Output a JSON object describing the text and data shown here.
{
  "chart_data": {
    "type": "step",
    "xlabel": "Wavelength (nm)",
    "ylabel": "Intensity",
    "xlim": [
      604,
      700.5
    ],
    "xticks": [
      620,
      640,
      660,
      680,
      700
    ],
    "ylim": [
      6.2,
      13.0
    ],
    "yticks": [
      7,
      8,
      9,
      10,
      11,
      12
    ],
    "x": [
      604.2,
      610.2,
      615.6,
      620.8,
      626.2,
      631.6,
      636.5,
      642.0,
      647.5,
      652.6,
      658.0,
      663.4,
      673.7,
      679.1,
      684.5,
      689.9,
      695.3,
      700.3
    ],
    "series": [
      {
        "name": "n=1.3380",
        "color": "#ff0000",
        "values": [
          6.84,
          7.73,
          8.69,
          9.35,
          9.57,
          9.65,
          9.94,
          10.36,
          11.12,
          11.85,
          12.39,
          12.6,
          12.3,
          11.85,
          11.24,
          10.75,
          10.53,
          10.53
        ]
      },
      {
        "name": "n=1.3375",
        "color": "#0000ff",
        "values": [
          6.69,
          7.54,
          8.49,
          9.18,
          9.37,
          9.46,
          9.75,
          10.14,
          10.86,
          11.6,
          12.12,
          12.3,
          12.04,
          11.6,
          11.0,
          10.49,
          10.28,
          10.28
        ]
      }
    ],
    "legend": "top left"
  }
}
┄┄┄┄┄┄
WHAT IS BEING ASKED:
Every line above needs to be retyped exactly.

ANSWER FOR THIS EXERCISE:
Output a JSON object describing the text and data shown here.
{
  "chart_data": {
    "type": "step",
    "xlabel": "Wavelength (nm)",
    "ylabel": "Intensity",
    "xlim": [
      604,
      700.5
    ],
    "xticks": [
      620,
      640,
      660,
      680,
      700
    ],
    "ylim": [
      6.2,
      13.0
    ],
    "yticks": [
      7,
      8,
      9,
      10,
      11,
      12
    ],
    "x": [
      604.2,
      610.2,
      615.6,
      620.8,
      626.2,
      631.6,
      636.5,
      642.0,
      647.5,
      652.6,
      658.0,
      663.4,
      673.7,
      679.1,
      684.5,
      689.9,
      695.3,
      700.3
    ],
    "series": [
      {
        "name": "n=1.3380",
        "color": "#ff0000",
        "values": [
          6.84,
          7.73,
          8.69,
          9.35,
          9.57,
          9.65,
          9.94,
          10.36,
          11.12,
          11.85,
          12.39,
          12.6,
          12.3,
          11.85,
          11.24,
          10.75,
          10.53,
          10.53
        ]
      },
      {
        "name": "n=1.3375",
        "color": "#0000ff",
        "values": [
          6.69,
          7.54,
          8.49,
          9.18,
          9.37,
          9.46,
          9.75,
          10.14,
          10.86,
          11.6,
          12.12,
          12.3,
          12.04,
          11.6,
          11.0,
          10.49,
          10.28,
          10.28
        ]
      }
    ],
    "legend": "top left"
  }
}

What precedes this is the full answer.